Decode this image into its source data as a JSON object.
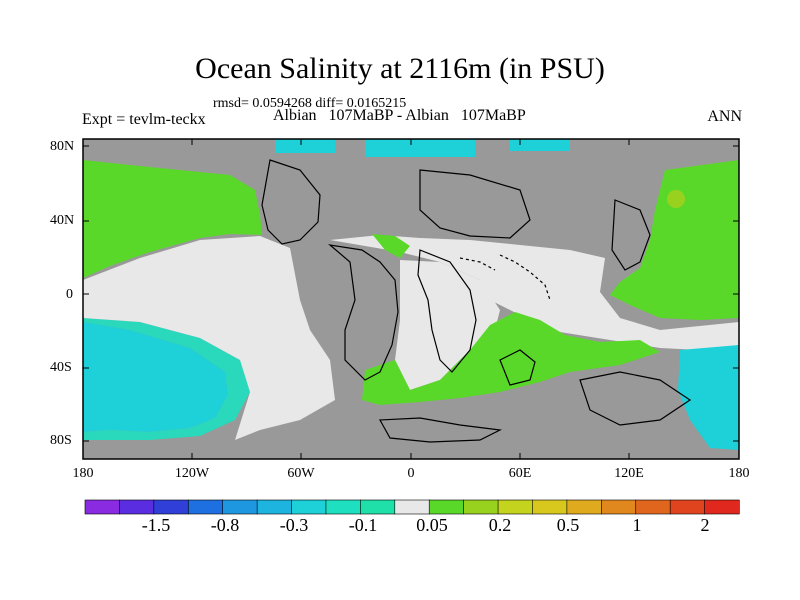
{
  "title": "Ocean Salinity at 2116m (in PSU)",
  "stats_line": "rmsd= 0.0594268  diff= 0.0165215",
  "left_label": "Expt = tevlm-teckx",
  "center_label": "Albian   107MaBP - Albian   107MaBP",
  "right_label": "ANN",
  "lat_ticks": [
    "80N",
    "40N",
    "0",
    "40S",
    "80S"
  ],
  "lon_ticks": [
    "180",
    "120W",
    "60W",
    "0",
    "60E",
    "120E",
    "180"
  ],
  "colorbar": {
    "colors": [
      "#8a2be2",
      "#5a2ee0",
      "#2f3fd8",
      "#1e6fe0",
      "#1e96e0",
      "#1eb4e0",
      "#1ed0d8",
      "#1ee0c0",
      "#1ee0a8",
      "#e8e8e8",
      "#5ad82a",
      "#98d21e",
      "#c4d41e",
      "#d8c81e",
      "#e0aa1e",
      "#e0881e",
      "#e0661e",
      "#e0441e",
      "#e0281e"
    ],
    "labels": [
      "-1.5",
      "-0.8",
      "-0.3",
      "-0.1",
      "0.05",
      "0.2",
      "0.5",
      "1",
      "2"
    ]
  },
  "map_colors": {
    "land": "#999999",
    "near_zero": "#e8e8e8",
    "green": "#5ad82a",
    "cyan": "#1ed0d8",
    "teal": "#1ee0c0",
    "yellow_green": "#98d21e"
  }
}
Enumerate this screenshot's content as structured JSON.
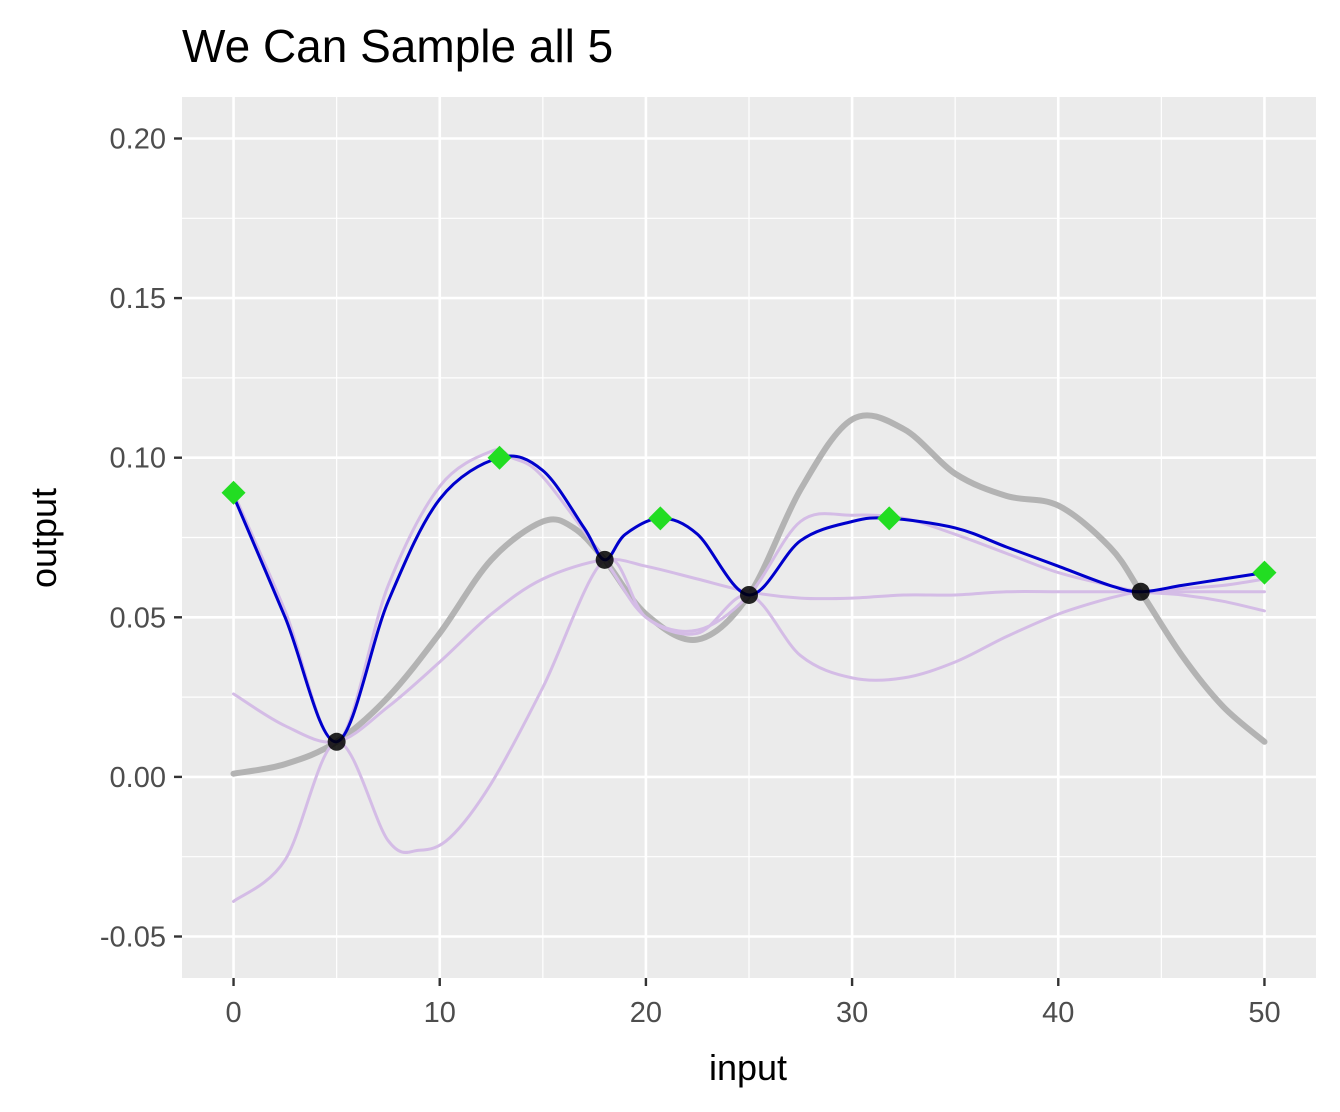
{
  "chart_data": {
    "type": "line",
    "title": "We Can Sample all 5",
    "xlabel": "input",
    "ylabel": "output",
    "xlim": [
      -2.5,
      52.5
    ],
    "ylim": [
      -0.063,
      0.213
    ],
    "x_ticks": [
      "0",
      "10",
      "20",
      "30",
      "40",
      "50"
    ],
    "x_tick_values": [
      0,
      10,
      20,
      30,
      40,
      50
    ],
    "y_ticks": [
      "-0.05",
      "0.00",
      "0.05",
      "0.10",
      "0.15",
      "0.20"
    ],
    "y_tick_values": [
      -0.05,
      0,
      0.05,
      0.1,
      0.15,
      0.2
    ],
    "grid": true,
    "legend": "none",
    "colors": {
      "panel": "#ebebeb",
      "grid": "#ffffff",
      "true_curve": "#b3b3b3",
      "samples": "#d4bce6",
      "fit": "#0000cc",
      "observed": "#000000",
      "sampled": "#22dd22"
    },
    "series": [
      {
        "role": "true-function",
        "x": [
          0,
          2.5,
          5,
          7.5,
          10,
          12.5,
          15,
          16.5,
          18,
          20,
          22.5,
          25,
          27.5,
          30,
          32.5,
          35,
          37.5,
          40,
          42.5,
          44,
          46,
          48,
          50
        ],
        "y": [
          0.001,
          0.004,
          0.011,
          0.025,
          0.045,
          0.068,
          0.08,
          0.078,
          0.068,
          0.051,
          0.043,
          0.057,
          0.09,
          0.112,
          0.109,
          0.095,
          0.088,
          0.085,
          0.072,
          0.058,
          0.038,
          0.022,
          0.011
        ]
      },
      {
        "role": "posterior-sample",
        "x": [
          0,
          2.5,
          5,
          7.5,
          10,
          12.5,
          15,
          18,
          20,
          22.5,
          25,
          27.5,
          30,
          32.5,
          35,
          37.5,
          40,
          42.5,
          44,
          46,
          48,
          50
        ],
        "y": [
          0.026,
          0.016,
          0.011,
          0.022,
          0.036,
          0.051,
          0.062,
          0.068,
          0.066,
          0.062,
          0.058,
          0.056,
          0.056,
          0.057,
          0.057,
          0.058,
          0.058,
          0.058,
          0.058,
          0.058,
          0.058,
          0.058
        ]
      },
      {
        "role": "posterior-sample",
        "x": [
          0,
          2.5,
          5,
          7.5,
          9,
          10.5,
          12.5,
          15,
          18,
          20,
          22.5,
          25,
          27.5,
          30,
          32.5,
          35,
          37.5,
          40,
          42.5,
          44,
          46,
          48,
          50
        ],
        "y": [
          -0.039,
          -0.026,
          0.011,
          -0.02,
          -0.023,
          -0.019,
          -0.002,
          0.028,
          0.068,
          0.05,
          0.046,
          0.057,
          0.08,
          0.082,
          0.081,
          0.076,
          0.07,
          0.064,
          0.06,
          0.058,
          0.057,
          0.055,
          0.052
        ]
      },
      {
        "role": "posterior-sample",
        "x": [
          0,
          2.5,
          5,
          7.5,
          10,
          12.5,
          13.5,
          15,
          18,
          20,
          22.5,
          25,
          27.5,
          30,
          32.5,
          35,
          37.5,
          40,
          42.5,
          44,
          46,
          48,
          50
        ],
        "y": [
          0.089,
          0.052,
          0.011,
          0.06,
          0.091,
          0.102,
          0.1,
          0.094,
          0.068,
          0.05,
          0.045,
          0.057,
          0.038,
          0.031,
          0.031,
          0.036,
          0.044,
          0.051,
          0.056,
          0.058,
          0.059,
          0.06,
          0.062
        ]
      },
      {
        "role": "fitted-mean",
        "x": [
          0,
          2.5,
          5,
          7.5,
          10,
          12.9,
          15,
          17,
          18,
          19,
          20.7,
          22.5,
          25,
          27.5,
          30,
          31.8,
          35,
          37.5,
          40,
          42.5,
          44,
          46,
          48,
          50
        ],
        "y": [
          0.088,
          0.05,
          0.011,
          0.055,
          0.087,
          0.1,
          0.096,
          0.078,
          0.068,
          0.076,
          0.081,
          0.076,
          0.057,
          0.074,
          0.08,
          0.081,
          0.078,
          0.072,
          0.066,
          0.06,
          0.058,
          0.06,
          0.062,
          0.064
        ]
      }
    ],
    "observed_points": {
      "x": [
        5,
        18,
        25,
        44
      ],
      "y": [
        0.011,
        0.068,
        0.057,
        0.058
      ]
    },
    "sampled_points": {
      "x": [
        0,
        12.9,
        20.7,
        31.8,
        50
      ],
      "y": [
        0.089,
        0.1,
        0.081,
        0.081,
        0.064
      ]
    }
  }
}
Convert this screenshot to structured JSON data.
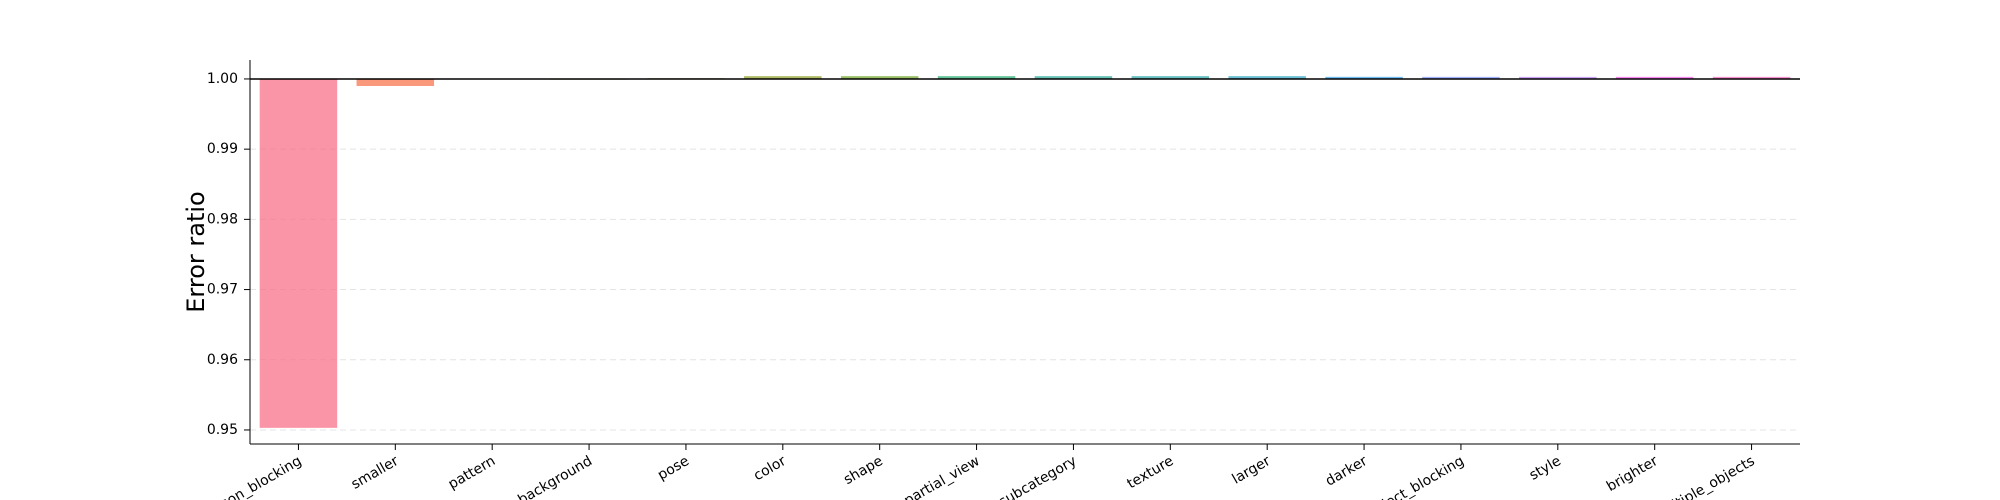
{
  "chart_data": {
    "type": "bar",
    "y_label": "Error ratio",
    "categories": [
      "person_blocking",
      "smaller",
      "pattern",
      "background",
      "pose",
      "color",
      "shape",
      "partial_view",
      "subcategory",
      "texture",
      "larger",
      "darker",
      "object_blocking",
      "style",
      "brighter",
      "multiple_objects"
    ],
    "values": [
      0.9503,
      0.999,
      0.99995,
      0.9999,
      1.0001,
      1.0004,
      1.0004,
      1.0004,
      1.0004,
      1.0004,
      1.0004,
      1.0003,
      1.0003,
      1.0003,
      1.0003,
      1.0003
    ],
    "colors": [
      "#f77189",
      "#f7754f",
      "#dc8932",
      "#c39532",
      "#ae9d31",
      "#97a431",
      "#77ab31",
      "#33b07a",
      "#35ad9c",
      "#36abae",
      "#38a9c5",
      "#3ba3ec",
      "#8197f4",
      "#bb83f4",
      "#f45deb",
      "#f66bc0"
    ],
    "baseline": 1,
    "ylim": [
      0.948,
      1.0027
    ],
    "yticks": [
      0.95,
      0.96,
      0.97,
      0.98,
      0.99,
      {
        "value": 1,
        "label": "1.00"
      }
    ],
    "grid": true
  }
}
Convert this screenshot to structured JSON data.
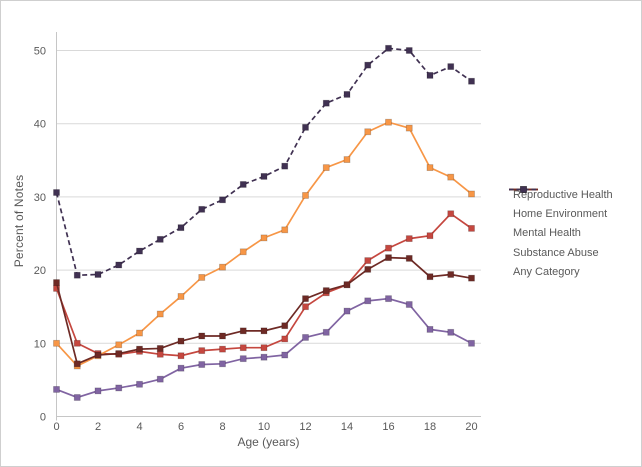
{
  "chart_data": {
    "type": "line",
    "title": "",
    "xlabel": "Age (years)",
    "ylabel": "Percent of Notes",
    "xlim": [
      0,
      20
    ],
    "ylim": [
      0,
      55
    ],
    "xticks": [
      0,
      2,
      4,
      6,
      8,
      10,
      12,
      14,
      16,
      18,
      20
    ],
    "yticks": [
      0,
      10,
      20,
      30,
      40,
      50
    ],
    "grid": "horizontal",
    "legend_position": "right",
    "x": [
      0,
      1,
      2,
      3,
      4,
      5,
      6,
      7,
      8,
      9,
      10,
      11,
      12,
      13,
      14,
      15,
      16,
      17,
      18,
      19,
      20
    ],
    "series": [
      {
        "name": "Reproductive Health",
        "color": "#C5473F",
        "line": "solid",
        "marker": "square",
        "values": [
          17.5,
          10.0,
          8.6,
          8.5,
          8.9,
          8.5,
          8.3,
          9.0,
          9.2,
          9.4,
          9.4,
          10.6,
          15.0,
          16.9,
          18.0,
          21.3,
          23.0,
          24.3,
          24.7,
          27.7,
          25.7
        ]
      },
      {
        "name": "Home Environment",
        "color": "#8064A2",
        "line": "solid",
        "marker": "square",
        "values": [
          3.7,
          2.6,
          3.5,
          3.9,
          4.4,
          5.1,
          6.6,
          7.1,
          7.2,
          7.9,
          8.1,
          8.4,
          10.8,
          11.5,
          14.4,
          15.8,
          16.1,
          15.3,
          11.9,
          11.5,
          10.0
        ]
      },
      {
        "name": "Mental Health",
        "color": "#F79646",
        "line": "solid",
        "marker": "square",
        "values": [
          10.0,
          6.9,
          8.3,
          9.8,
          11.4,
          14.0,
          16.4,
          19.0,
          20.4,
          22.5,
          24.4,
          25.5,
          30.2,
          34.0,
          35.1,
          38.9,
          40.2,
          39.4,
          34.0,
          32.7,
          30.4
        ]
      },
      {
        "name": "Substance Abuse",
        "color": "#6E2A25",
        "line": "solid",
        "marker": "square",
        "values": [
          18.3,
          7.2,
          8.4,
          8.6,
          9.2,
          9.3,
          10.3,
          11.0,
          11.0,
          11.7,
          11.7,
          12.4,
          16.1,
          17.2,
          18.0,
          20.1,
          21.7,
          21.6,
          19.1,
          19.4,
          18.9
        ]
      },
      {
        "name": "Any Category",
        "color": "#403152",
        "line": "dashed",
        "marker": "square",
        "values": [
          30.6,
          19.3,
          19.4,
          20.7,
          22.6,
          24.2,
          25.8,
          28.3,
          29.6,
          31.7,
          32.8,
          34.2,
          39.5,
          42.8,
          44.0,
          48.0,
          50.3,
          50.0,
          46.6,
          47.8,
          45.8
        ]
      }
    ]
  },
  "colors": {
    "gridline": "#D9D9D9",
    "axis_line": "#C6C6C6",
    "axis_text": "#595959",
    "background": "#FFFFFF"
  }
}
---+---
* [Task details] Find the lines with the string "JSON" and reproduce them.

* [Solved exercise]
Decode this image into its source data as a JSON object.
Enumerate this screenshot's content as structured JSON.
Convert this screenshot to structured JSON data.
Convert this screenshot to structured JSON data.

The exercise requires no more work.